> What is required:
Transcribe the records that follow, preserving every word.

> Stored records:
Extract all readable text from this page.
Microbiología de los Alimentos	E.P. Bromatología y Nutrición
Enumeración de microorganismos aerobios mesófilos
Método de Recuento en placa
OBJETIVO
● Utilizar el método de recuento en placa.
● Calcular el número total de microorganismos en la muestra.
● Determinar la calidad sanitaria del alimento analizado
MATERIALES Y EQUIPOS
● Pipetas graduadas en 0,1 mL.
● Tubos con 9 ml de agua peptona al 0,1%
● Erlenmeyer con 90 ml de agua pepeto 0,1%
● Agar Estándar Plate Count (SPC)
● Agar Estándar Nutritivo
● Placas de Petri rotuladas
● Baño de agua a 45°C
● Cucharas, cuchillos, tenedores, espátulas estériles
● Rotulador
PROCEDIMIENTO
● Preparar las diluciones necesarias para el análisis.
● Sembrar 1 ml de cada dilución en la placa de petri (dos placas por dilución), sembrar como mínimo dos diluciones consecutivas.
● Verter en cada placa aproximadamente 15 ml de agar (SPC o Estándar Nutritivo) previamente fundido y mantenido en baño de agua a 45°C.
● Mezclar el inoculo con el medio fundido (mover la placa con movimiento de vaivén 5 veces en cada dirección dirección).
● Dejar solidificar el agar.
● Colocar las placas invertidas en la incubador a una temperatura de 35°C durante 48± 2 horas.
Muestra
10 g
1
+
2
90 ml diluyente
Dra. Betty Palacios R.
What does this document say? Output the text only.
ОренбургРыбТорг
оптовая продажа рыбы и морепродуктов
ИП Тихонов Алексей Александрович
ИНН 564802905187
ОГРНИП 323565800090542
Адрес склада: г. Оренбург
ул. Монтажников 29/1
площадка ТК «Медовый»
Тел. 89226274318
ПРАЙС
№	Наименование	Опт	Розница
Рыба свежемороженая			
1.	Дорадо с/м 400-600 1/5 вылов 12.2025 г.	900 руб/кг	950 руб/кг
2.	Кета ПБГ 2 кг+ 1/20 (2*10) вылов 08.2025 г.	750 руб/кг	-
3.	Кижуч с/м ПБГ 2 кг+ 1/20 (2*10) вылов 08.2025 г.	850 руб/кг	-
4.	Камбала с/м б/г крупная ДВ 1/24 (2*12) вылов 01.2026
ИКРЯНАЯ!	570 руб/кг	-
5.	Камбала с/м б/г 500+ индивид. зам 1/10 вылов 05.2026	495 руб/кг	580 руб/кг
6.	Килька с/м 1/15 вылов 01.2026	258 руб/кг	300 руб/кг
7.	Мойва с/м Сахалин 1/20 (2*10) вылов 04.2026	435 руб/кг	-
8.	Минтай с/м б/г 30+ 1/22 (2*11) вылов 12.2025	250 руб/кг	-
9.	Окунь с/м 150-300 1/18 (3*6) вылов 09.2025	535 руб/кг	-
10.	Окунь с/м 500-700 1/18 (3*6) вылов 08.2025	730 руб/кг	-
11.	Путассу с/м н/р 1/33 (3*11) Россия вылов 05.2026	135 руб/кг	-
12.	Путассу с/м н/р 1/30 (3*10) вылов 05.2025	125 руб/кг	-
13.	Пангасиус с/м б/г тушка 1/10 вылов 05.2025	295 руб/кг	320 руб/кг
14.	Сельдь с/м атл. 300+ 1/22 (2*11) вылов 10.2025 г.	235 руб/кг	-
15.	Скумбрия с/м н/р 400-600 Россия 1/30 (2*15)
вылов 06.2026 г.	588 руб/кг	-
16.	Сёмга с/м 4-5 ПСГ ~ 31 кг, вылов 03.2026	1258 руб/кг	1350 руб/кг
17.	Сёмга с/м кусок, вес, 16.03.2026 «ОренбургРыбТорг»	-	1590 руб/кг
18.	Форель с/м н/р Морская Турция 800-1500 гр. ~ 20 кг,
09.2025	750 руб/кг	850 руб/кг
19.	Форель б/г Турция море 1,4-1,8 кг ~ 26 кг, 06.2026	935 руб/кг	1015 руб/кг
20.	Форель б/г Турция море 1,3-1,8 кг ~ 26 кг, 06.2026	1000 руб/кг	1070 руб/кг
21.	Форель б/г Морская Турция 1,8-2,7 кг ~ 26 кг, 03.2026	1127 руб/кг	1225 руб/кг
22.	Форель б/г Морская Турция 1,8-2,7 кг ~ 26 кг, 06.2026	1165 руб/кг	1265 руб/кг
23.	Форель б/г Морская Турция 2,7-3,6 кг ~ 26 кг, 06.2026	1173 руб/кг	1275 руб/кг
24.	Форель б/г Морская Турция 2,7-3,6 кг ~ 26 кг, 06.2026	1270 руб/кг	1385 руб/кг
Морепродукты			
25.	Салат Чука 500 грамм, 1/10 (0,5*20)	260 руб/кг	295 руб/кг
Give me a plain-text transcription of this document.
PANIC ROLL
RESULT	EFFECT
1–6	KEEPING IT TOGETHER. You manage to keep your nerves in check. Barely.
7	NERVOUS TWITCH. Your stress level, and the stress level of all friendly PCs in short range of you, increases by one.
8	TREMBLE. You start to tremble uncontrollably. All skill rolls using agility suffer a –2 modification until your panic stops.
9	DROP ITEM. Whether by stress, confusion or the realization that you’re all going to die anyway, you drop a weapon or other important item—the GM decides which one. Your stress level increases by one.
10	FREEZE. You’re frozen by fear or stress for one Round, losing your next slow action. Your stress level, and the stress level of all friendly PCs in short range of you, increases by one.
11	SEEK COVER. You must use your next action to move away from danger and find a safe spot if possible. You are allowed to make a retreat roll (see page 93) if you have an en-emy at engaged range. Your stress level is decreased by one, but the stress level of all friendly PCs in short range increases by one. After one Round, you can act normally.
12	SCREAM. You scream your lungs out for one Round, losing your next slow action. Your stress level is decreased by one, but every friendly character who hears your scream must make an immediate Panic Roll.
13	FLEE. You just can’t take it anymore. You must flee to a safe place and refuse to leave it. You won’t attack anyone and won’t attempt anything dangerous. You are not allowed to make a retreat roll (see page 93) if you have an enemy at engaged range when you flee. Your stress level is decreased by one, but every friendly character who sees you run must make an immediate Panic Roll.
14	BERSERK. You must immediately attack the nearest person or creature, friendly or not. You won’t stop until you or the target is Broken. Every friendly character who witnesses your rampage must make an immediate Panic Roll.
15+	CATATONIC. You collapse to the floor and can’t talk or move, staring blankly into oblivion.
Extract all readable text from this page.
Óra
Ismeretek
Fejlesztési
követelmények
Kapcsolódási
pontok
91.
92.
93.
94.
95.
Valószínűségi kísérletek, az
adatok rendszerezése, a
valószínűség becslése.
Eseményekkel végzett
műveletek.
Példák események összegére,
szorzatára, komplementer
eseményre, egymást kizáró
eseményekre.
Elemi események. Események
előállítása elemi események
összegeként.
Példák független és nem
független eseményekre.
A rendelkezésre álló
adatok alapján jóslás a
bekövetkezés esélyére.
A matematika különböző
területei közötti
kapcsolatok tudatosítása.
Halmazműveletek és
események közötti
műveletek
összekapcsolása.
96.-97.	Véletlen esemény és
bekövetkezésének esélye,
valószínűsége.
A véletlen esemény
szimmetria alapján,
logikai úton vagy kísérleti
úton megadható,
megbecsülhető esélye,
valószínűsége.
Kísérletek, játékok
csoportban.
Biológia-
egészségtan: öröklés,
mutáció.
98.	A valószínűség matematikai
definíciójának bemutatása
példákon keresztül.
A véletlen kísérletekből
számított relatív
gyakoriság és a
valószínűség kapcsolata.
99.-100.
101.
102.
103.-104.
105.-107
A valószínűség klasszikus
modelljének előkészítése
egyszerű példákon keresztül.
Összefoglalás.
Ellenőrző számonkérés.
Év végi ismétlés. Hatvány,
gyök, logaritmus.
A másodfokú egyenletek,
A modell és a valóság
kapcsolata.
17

> Exercise answer:
Extract all readable text from this page.
Microbiología de los Alimentos	E.P. Bromatología y Nutrición
Enumeración de microorganismos aerobios mesófilos
Método de Recuento en placa
OBJETIVO
● Utilizar el método de recuento en placa.
● Calcular el número total de microorganismos en la muestra.
● Determinar la calidad sanitaria del alimento analizado
MATERIALES Y EQUIPOS
● Pipetas graduadas en 0,1 mL.
● Tubos con 9 ml de agua peptona al 0,1%
● Erlenmeyer con 90 ml de agua pepeto 0,1%
● Agar Estándar Plate Count (SPC)
● Agar Estándar Nutritivo
● Placas de Petri rotuladas
● Baño de agua a 45°C
● Cucharas, cuchillos, tenedores, espátulas estériles
● Rotulador
PROCEDIMIENTO
● Preparar las diluciones necesarias para el análisis.
● Sembrar 1 ml de cada dilución en la placa de petri (dos placas por dilución), sembrar como mínimo dos diluciones consecutivas.
● Verter en cada placa aproximadamente 15 ml de agar (SPC o Estándar Nutritivo) previamente fundido y mantenido en baño de agua a 45°C.
● Mezclar el inoculo con el medio fundido (mover la placa con movimiento de vaivén 5 veces en cada dirección dirección).
● Dejar solidificar el agar.
● Colocar las placas invertidas en la incubador a una temperatura de 35°C durante 48± 2 horas.
Muestra
10 g
1
+
2
90 ml diluyente
Dra. Betty Palacios R.
What does this document say? Output the text only.
ОренбургРыбТорг
оптовая продажа рыбы и морепродуктов
ИП Тихонов Алексей Александрович
ИНН 564802905187
ОГРНИП 323565800090542
Адрес склада: г. Оренбург
ул. Монтажников 29/1
площадка ТК «Медовый»
Тел. 89226274318
ПРАЙС
№	Наименование	Опт	Розница
Рыба свежемороженая			
1.	Дорадо с/м 400-600 1/5 вылов 12.2025 г.	900 руб/кг	950 руб/кг
2.	Кета ПБГ 2 кг+ 1/20 (2*10) вылов 08.2025 г.	750 руб/кг	-
3.	Кижуч с/м ПБГ 2 кг+ 1/20 (2*10) вылов 08.2025 г.	850 руб/кг	-
4.	Камбала с/м б/г крупная ДВ 1/24 (2*12) вылов 01.2026
ИКРЯНАЯ!	570 руб/кг	-
5.	Камбала с/м б/г 500+ индивид. зам 1/10 вылов 05.2026	495 руб/кг	580 руб/кг
6.	Килька с/м 1/15 вылов 01.2026	258 руб/кг	300 руб/кг
7.	Мойва с/м Сахалин 1/20 (2*10) вылов 04.2026	435 руб/кг	-
8.	Минтай с/м б/г 30+ 1/22 (2*11) вылов 12.2025	250 руб/кг	-
9.	Окунь с/м 150-300 1/18 (3*6) вылов 09.2025	535 руб/кг	-
10.	Окунь с/м 500-700 1/18 (3*6) вылов 08.2025	730 руб/кг	-
11.	Путассу с/м н/р 1/33 (3*11) Россия вылов 05.2026	135 руб/кг	-
12.	Путассу с/м н/р 1/30 (3*10) вылов 05.2025	125 руб/кг	-
13.	Пангасиус с/м б/г тушка 1/10 вылов 05.2025	295 руб/кг	320 руб/кг
14.	Сельдь с/м атл. 300+ 1/22 (2*11) вылов 10.2025 г.	235 руб/кг	-
15.	Скумбрия с/м н/р 400-600 Россия 1/30 (2*15)
вылов 06.2026 г.	588 руб/кг	-
16.	Сёмга с/м 4-5 ПСГ ~ 31 кг, вылов 03.2026	1258 руб/кг	1350 руб/кг
17.	Сёмга с/м кусок, вес, 16.03.2026 «ОренбургРыбТорг»	-	1590 руб/кг
18.	Форель с/м н/р Морская Турция 800-1500 гр. ~ 20 кг,
09.2025	750 руб/кг	850 руб/кг
19.	Форель б/г Турция море 1,4-1,8 кг ~ 26 кг, 06.2026	935 руб/кг	1015 руб/кг
20.	Форель б/г Турция море 1,3-1,8 кг ~ 26 кг, 06.2026	1000 руб/кг	1070 руб/кг
21.	Форель б/г Морская Турция 1,8-2,7 кг ~ 26 кг, 03.2026	1127 руб/кг	1225 руб/кг
22.	Форель б/г Морская Турция 1,8-2,7 кг ~ 26 кг, 06.2026	1165 руб/кг	1265 руб/кг
23.	Форель б/г Морская Турция 2,7-3,6 кг ~ 26 кг, 06.2026	1173 руб/кг	1275 руб/кг
24.	Форель б/г Морская Турция 2,7-3,6 кг ~ 26 кг, 06.2026	1270 руб/кг	1385 руб/кг
Морепродукты			
25.	Салат Чука 500 грамм, 1/10 (0,5*20)	260 руб/кг	295 руб/кг
Give me a plain-text transcription of this document.
PANIC ROLL
RESULT	EFFECT
1–6	KEEPING IT TOGETHER. You manage to keep your nerves in check. Barely.
7	NERVOUS TWITCH. Your stress level, and the stress level of all friendly PCs in short range of you, increases by one.
8	TREMBLE. You start to tremble uncontrollably. All skill rolls using agility suffer a –2 modification until your panic stops.
9	DROP ITEM. Whether by stress, confusion or the realization that you’re all going to die anyway, you drop a weapon or other important item—the GM decides which one. Your stress level increases by one.
10	FREEZE. You’re frozen by fear or stress for one Round, losing your next slow action. Your stress level, and the stress level of all friendly PCs in short range of you, increases by one.
11	SEEK COVER. You must use your next action to move away from danger and find a safe spot if possible. You are allowed to make a retreat roll (see page 93) if you have an en-emy at engaged range. Your stress level is decreased by one, but the stress level of all friendly PCs in short range increases by one. After one Round, you can act normally.
12	SCREAM. You scream your lungs out for one Round, losing your next slow action. Your stress level is decreased by one, but every friendly character who hears your scream must make an immediate Panic Roll.
13	FLEE. You just can’t take it anymore. You must flee to a safe place and refuse to leave it. You won’t attack anyone and won’t attempt anything dangerous. You are not allowed to make a retreat roll (see page 93) if you have an enemy at engaged range when you flee. Your stress level is decreased by one, but every friendly character who sees you run must make an immediate Panic Roll.
14	BERSERK. You must immediately attack the nearest person or creature, friendly or not. You won’t stop until you or the target is Broken. Every friendly character who witnesses your rampage must make an immediate Panic Roll.
15+	CATATONIC. You collapse to the floor and can’t talk or move, staring blankly into oblivion.
Extract all readable text from this page.
Óra
Ismeretek
Fejlesztési
követelmények
Kapcsolódási
pontok
91.
92.
93.
94.
95.
Valószínűségi kísérletek, az
adatok rendszerezése, a
valószínűség becslése.
Eseményekkel végzett
műveletek.
Példák események összegére,
szorzatára, komplementer
eseményre, egymást kizáró
eseményekre.
Elemi események. Események
előállítása elemi események
összegeként.
Példák független és nem
független eseményekre.
A rendelkezésre álló
adatok alapján jóslás a
bekövetkezés esélyére.
A matematika különböző
területei közötti
kapcsolatok tudatosítása.
Halmazműveletek és
események közötti
műveletek
összekapcsolása.
96.-97.	Véletlen esemény és
bekövetkezésének esélye,
valószínűsége.
A véletlen esemény
szimmetria alapján,
logikai úton vagy kísérleti
úton megadható,
megbecsülhető esélye,
valószínűsége.
Kísérletek, játékok
csoportban.
Biológia-
egészségtan: öröklés,
mutáció.
98.	A valószínűség matematikai
definíciójának bemutatása
példákon keresztül.
A véletlen kísérletekből
számított relatív
gyakoriság és a
valószínűség kapcsolata.
99.-100.
101.
102.
103.-104.
105.-107
A valószínűség klasszikus
modelljének előkészítése
egyszerű példákon keresztül.
Összefoglalás.
Ellenőrző számonkérés.
Év végi ismétlés. Hatvány,
gyök, logaritmus.
A másodfokú egyenletek,
A modell és a valóság
kapcsolata.
17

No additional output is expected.